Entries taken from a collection
──────────

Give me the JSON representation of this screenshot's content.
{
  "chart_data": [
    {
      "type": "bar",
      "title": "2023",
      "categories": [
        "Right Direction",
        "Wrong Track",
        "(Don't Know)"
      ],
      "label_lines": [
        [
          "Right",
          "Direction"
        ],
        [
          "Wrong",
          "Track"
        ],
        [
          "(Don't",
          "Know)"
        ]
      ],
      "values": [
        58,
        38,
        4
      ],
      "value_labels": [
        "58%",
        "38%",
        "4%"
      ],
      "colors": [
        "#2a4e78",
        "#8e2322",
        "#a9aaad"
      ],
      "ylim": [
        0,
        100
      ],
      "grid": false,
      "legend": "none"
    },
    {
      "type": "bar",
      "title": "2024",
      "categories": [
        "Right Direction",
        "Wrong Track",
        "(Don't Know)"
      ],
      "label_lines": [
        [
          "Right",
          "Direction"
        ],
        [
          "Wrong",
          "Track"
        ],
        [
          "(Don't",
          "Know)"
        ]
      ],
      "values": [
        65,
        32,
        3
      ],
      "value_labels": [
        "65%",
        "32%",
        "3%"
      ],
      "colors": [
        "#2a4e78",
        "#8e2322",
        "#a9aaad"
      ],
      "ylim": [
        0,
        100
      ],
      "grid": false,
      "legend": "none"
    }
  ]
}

──────────

§ **What is being asked**
Every record above should be copied exactly.

§ **Written solution**
Give me the JSON representation of this screenshot's content.
{
  "chart_data": [
    {
      "type": "bar",
      "title": "2023",
      "categories": [
        "Right Direction",
        "Wrong Track",
        "(Don't Know)"
      ],
      "label_lines": [
        [
          "Right",
          "Direction"
        ],
        [
          "Wrong",
          "Track"
        ],
        [
          "(Don't",
          "Know)"
        ]
      ],
      "values": [
        58,
        38,
        4
      ],
      "value_labels": [
        "58%",
        "38%",
        "4%"
      ],
      "colors": [
        "#2a4e78",
        "#8e2322",
        "#a9aaad"
      ],
      "ylim": [
        0,
        100
      ],
      "grid": false,
      "legend": "none"
    },
    {
      "type": "bar",
      "title": "2024",
      "categories": [
        "Right Direction",
        "Wrong Track",
        "(Don't Know)"
      ],
      "label_lines": [
        [
          "Right",
          "Direction"
        ],
        [
          "Wrong",
          "Track"
        ],
        [
          "(Don't",
          "Know)"
        ]
      ],
      "values": [
        65,
        32,
        3
      ],
      "value_labels": [
        "65%",
        "32%",
        "3%"
      ],
      "colors": [
        "#2a4e78",
        "#8e2322",
        "#a9aaad"
      ],
      "ylim": [
        0,
        100
      ],
      "grid": false,
      "legend": "none"
    }
  ]
}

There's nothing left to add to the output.